Write the records out again, precisely as they stand.

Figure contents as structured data
⟨

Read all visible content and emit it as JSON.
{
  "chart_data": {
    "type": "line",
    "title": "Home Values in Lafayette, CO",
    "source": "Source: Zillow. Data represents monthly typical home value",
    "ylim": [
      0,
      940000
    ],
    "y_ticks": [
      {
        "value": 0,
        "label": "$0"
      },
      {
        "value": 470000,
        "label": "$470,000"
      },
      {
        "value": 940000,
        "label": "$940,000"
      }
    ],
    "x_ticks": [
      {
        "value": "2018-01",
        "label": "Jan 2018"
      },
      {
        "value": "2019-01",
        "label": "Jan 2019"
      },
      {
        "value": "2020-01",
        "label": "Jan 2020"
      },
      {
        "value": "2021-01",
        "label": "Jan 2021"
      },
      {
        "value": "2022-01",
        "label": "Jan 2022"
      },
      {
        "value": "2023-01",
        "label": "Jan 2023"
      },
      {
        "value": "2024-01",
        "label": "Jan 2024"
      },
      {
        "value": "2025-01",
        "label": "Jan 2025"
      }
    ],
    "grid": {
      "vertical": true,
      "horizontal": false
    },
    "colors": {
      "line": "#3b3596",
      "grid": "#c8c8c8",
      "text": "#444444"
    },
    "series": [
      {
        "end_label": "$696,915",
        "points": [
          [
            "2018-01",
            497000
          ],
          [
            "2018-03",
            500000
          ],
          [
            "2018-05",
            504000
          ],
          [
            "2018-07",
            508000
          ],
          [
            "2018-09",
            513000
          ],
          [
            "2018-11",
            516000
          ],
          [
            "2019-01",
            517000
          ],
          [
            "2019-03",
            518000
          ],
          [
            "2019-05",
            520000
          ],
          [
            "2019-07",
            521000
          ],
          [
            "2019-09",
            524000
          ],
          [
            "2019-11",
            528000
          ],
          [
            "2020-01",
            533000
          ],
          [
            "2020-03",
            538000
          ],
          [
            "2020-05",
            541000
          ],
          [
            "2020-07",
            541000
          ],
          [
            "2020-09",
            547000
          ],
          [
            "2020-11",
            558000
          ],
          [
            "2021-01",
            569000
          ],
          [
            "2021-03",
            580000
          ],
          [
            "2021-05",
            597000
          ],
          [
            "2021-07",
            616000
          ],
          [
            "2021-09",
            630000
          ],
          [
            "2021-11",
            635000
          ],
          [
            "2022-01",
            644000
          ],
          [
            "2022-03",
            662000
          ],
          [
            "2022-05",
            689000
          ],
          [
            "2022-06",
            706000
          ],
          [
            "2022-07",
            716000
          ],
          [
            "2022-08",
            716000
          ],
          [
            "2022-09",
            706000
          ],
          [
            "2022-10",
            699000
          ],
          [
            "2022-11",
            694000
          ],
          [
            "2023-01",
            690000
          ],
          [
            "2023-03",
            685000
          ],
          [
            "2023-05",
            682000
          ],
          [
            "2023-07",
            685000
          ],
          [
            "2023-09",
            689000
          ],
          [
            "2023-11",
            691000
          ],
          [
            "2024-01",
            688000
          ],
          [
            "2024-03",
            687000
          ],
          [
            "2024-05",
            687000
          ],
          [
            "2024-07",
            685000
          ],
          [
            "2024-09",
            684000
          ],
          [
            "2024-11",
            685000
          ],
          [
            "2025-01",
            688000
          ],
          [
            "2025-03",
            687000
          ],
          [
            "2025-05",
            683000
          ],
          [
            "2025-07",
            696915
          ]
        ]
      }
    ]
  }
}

⟩

* **THE SOLUTION**
Read all visible content and emit it as JSON.
{
  "chart_data": {
    "type": "line",
    "title": "Home Values in Lafayette, CO",
    "source": "Source: Zillow. Data represents monthly typical home value",
    "ylim": [
      0,
      940000
    ],
    "y_ticks": [
      {
        "value": 0,
        "label": "$0"
      },
      {
        "value": 470000,
        "label": "$470,000"
      },
      {
        "value": 940000,
        "label": "$940,000"
      }
    ],
    "x_ticks": [
      {
        "value": "2018-01",
        "label": "Jan 2018"
      },
      {
        "value": "2019-01",
        "label": "Jan 2019"
      },
      {
        "value": "2020-01",
        "label": "Jan 2020"
      },
      {
        "value": "2021-01",
        "label": "Jan 2021"
      },
      {
        "value": "2022-01",
        "label": "Jan 2022"
      },
      {
        "value": "2023-01",
        "label": "Jan 2023"
      },
      {
        "value": "2024-01",
        "label": "Jan 2024"
      },
      {
        "value": "2025-01",
        "label": "Jan 2025"
      }
    ],
    "grid": {
      "vertical": true,
      "horizontal": false
    },
    "colors": {
      "line": "#3b3596",
      "grid": "#c8c8c8",
      "text": "#444444"
    },
    "series": [
      {
        "end_label": "$696,915",
        "points": [
          [
            "2018-01",
            497000
          ],
          [
            "2018-03",
            500000
          ],
          [
            "2018-05",
            504000
          ],
          [
            "2018-07",
            508000
          ],
          [
            "2018-09",
            513000
          ],
          [
            "2018-11",
            516000
          ],
          [
            "2019-01",
            517000
          ],
          [
            "2019-03",
            518000
          ],
          [
            "2019-05",
            520000
          ],
          [
            "2019-07",
            521000
          ],
          [
            "2019-09",
            524000
          ],
          [
            "2019-11",
            528000
          ],
          [
            "2020-01",
            533000
          ],
          [
            "2020-03",
            538000
          ],
          [
            "2020-05",
            541000
          ],
          [
            "2020-07",
            541000
          ],
          [
            "2020-09",
            547000
          ],
          [
            "2020-11",
            558000
          ],
          [
            "2021-01",
            569000
          ],
          [
            "2021-03",
            580000
          ],
          [
            "2021-05",
            597000
          ],
          [
            "2021-07",
            616000
          ],
          [
            "2021-09",
            630000
          ],
          [
            "2021-11",
            635000
          ],
          [
            "2022-01",
            644000
          ],
          [
            "2022-03",
            662000
          ],
          [
            "2022-05",
            689000
          ],
          [
            "2022-06",
            706000
          ],
          [
            "2022-07",
            716000
          ],
          [
            "2022-08",
            716000
          ],
          [
            "2022-09",
            706000
          ],
          [
            "2022-10",
            699000
          ],
          [
            "2022-11",
            694000
          ],
          [
            "2023-01",
            690000
          ],
          [
            "2023-03",
            685000
          ],
          [
            "2023-05",
            682000
          ],
          [
            "2023-07",
            685000
          ],
          [
            "2023-09",
            689000
          ],
          [
            "2023-11",
            691000
          ],
          [
            "2024-01",
            688000
          ],
          [
            "2024-03",
            687000
          ],
          [
            "2024-05",
            687000
          ],
          [
            "2024-07",
            685000
          ],
          [
            "2024-09",
            684000
          ],
          [
            "2024-11",
            685000
          ],
          [
            "2025-01",
            688000
          ],
          [
            "2025-03",
            687000
          ],
          [
            "2025-05",
            683000
          ],
          [
            "2025-07",
            696915
          ]
        ]
      }
    ]
  }
}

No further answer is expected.